● **Task statement**
Repeat the listing in full, word for word.

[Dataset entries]
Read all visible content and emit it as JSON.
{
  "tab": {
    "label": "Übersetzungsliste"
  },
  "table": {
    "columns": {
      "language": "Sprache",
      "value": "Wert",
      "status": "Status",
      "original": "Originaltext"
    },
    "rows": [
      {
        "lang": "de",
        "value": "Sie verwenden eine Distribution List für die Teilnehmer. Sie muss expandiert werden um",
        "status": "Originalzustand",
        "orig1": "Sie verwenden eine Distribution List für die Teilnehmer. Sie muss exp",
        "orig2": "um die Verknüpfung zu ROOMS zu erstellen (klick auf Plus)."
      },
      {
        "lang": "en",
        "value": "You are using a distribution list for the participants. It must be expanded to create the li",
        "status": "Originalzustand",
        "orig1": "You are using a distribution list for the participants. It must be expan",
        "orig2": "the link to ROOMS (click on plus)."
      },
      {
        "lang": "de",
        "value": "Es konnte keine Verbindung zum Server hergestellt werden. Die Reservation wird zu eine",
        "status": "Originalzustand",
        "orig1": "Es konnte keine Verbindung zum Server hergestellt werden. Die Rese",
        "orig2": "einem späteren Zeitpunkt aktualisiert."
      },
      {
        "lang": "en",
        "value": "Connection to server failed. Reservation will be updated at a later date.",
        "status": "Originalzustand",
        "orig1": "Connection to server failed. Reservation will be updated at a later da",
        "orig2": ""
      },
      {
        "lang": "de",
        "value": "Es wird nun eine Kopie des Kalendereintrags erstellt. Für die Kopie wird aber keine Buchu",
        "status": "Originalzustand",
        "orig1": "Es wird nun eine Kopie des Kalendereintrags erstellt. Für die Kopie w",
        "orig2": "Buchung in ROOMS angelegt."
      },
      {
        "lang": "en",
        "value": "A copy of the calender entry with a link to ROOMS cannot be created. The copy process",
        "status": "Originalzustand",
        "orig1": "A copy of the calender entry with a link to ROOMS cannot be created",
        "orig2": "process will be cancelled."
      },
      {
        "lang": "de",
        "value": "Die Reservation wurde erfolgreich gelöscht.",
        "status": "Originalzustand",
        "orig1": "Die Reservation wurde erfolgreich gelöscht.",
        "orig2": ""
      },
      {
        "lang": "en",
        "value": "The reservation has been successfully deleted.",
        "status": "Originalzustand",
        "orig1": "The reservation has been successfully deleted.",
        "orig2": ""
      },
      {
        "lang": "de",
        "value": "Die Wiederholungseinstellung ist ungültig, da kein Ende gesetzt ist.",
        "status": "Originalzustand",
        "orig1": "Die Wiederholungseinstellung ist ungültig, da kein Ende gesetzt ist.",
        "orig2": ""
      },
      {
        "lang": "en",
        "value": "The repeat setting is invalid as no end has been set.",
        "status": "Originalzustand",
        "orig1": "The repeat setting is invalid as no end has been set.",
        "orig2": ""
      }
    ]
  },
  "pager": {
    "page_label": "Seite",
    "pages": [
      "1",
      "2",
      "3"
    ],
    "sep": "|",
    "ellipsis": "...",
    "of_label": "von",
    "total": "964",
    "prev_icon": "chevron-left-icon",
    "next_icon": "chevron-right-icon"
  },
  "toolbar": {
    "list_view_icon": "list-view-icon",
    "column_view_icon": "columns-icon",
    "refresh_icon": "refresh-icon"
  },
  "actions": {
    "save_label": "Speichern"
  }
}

● **Task response**
Read all visible content and emit it as JSON.
{
  "tab": {
    "label": "Übersetzungsliste"
  },
  "table": {
    "columns": {
      "language": "Sprache",
      "value": "Wert",
      "status": "Status",
      "original": "Originaltext"
    },
    "rows": [
      {
        "lang": "de",
        "value": "Sie verwenden eine Distribution List für die Teilnehmer. Sie muss expandiert werden um",
        "status": "Originalzustand",
        "orig1": "Sie verwenden eine Distribution List für die Teilnehmer. Sie muss exp",
        "orig2": "um die Verknüpfung zu ROOMS zu erstellen (klick auf Plus)."
      },
      {
        "lang": "en",
        "value": "You are using a distribution list for the participants. It must be expanded to create the li",
        "status": "Originalzustand",
        "orig1": "You are using a distribution list for the participants. It must be expan",
        "orig2": "the link to ROOMS (click on plus)."
      },
      {
        "lang": "de",
        "value": "Es konnte keine Verbindung zum Server hergestellt werden. Die Reservation wird zu eine",
        "status": "Originalzustand",
        "orig1": "Es konnte keine Verbindung zum Server hergestellt werden. Die Rese",
        "orig2": "einem späteren Zeitpunkt aktualisiert."
      },
      {
        "lang": "en",
        "value": "Connection to server failed. Reservation will be updated at a later date.",
        "status": "Originalzustand",
        "orig1": "Connection to server failed. Reservation will be updated at a later da",
        "orig2": ""
      },
      {
        "lang": "de",
        "value": "Es wird nun eine Kopie des Kalendereintrags erstellt. Für die Kopie wird aber keine Buchu",
        "status": "Originalzustand",
        "orig1": "Es wird nun eine Kopie des Kalendereintrags erstellt. Für die Kopie w",
        "orig2": "Buchung in ROOMS angelegt."
      },
      {
        "lang": "en",
        "value": "A copy of the calender entry with a link to ROOMS cannot be created. The copy process",
        "status": "Originalzustand",
        "orig1": "A copy of the calender entry with a link to ROOMS cannot be created",
        "orig2": "process will be cancelled."
      },
      {
        "lang": "de",
        "value": "Die Reservation wurde erfolgreich gelöscht.",
        "status": "Originalzustand",
        "orig1": "Die Reservation wurde erfolgreich gelöscht.",
        "orig2": ""
      },
      {
        "lang": "en",
        "value": "The reservation has been successfully deleted.",
        "status": "Originalzustand",
        "orig1": "The reservation has been successfully deleted.",
        "orig2": ""
      },
      {
        "lang": "de",
        "value": "Die Wiederholungseinstellung ist ungültig, da kein Ende gesetzt ist.",
        "status": "Originalzustand",
        "orig1": "Die Wiederholungseinstellung ist ungültig, da kein Ende gesetzt ist.",
        "orig2": ""
      },
      {
        "lang": "en",
        "value": "The repeat setting is invalid as no end has been set.",
        "status": "Originalzustand",
        "orig1": "The repeat setting is invalid as no end has been set.",
        "orig2": ""
      }
    ]
  },
  "pager": {
    "page_label": "Seite",
    "pages": [
      "1",
      "2",
      "3"
    ],
    "sep": "|",
    "ellipsis": "...",
    "of_label": "von",
    "total": "964",
    "prev_icon": "chevron-left-icon",
    "next_icon": "chevron-right-icon"
  },
  "toolbar": {
    "list_view_icon": "list-view-icon",
    "column_view_icon": "columns-icon",
    "refresh_icon": "refresh-icon"
  },
  "actions": {
    "save_label": "Speichern"
  }
}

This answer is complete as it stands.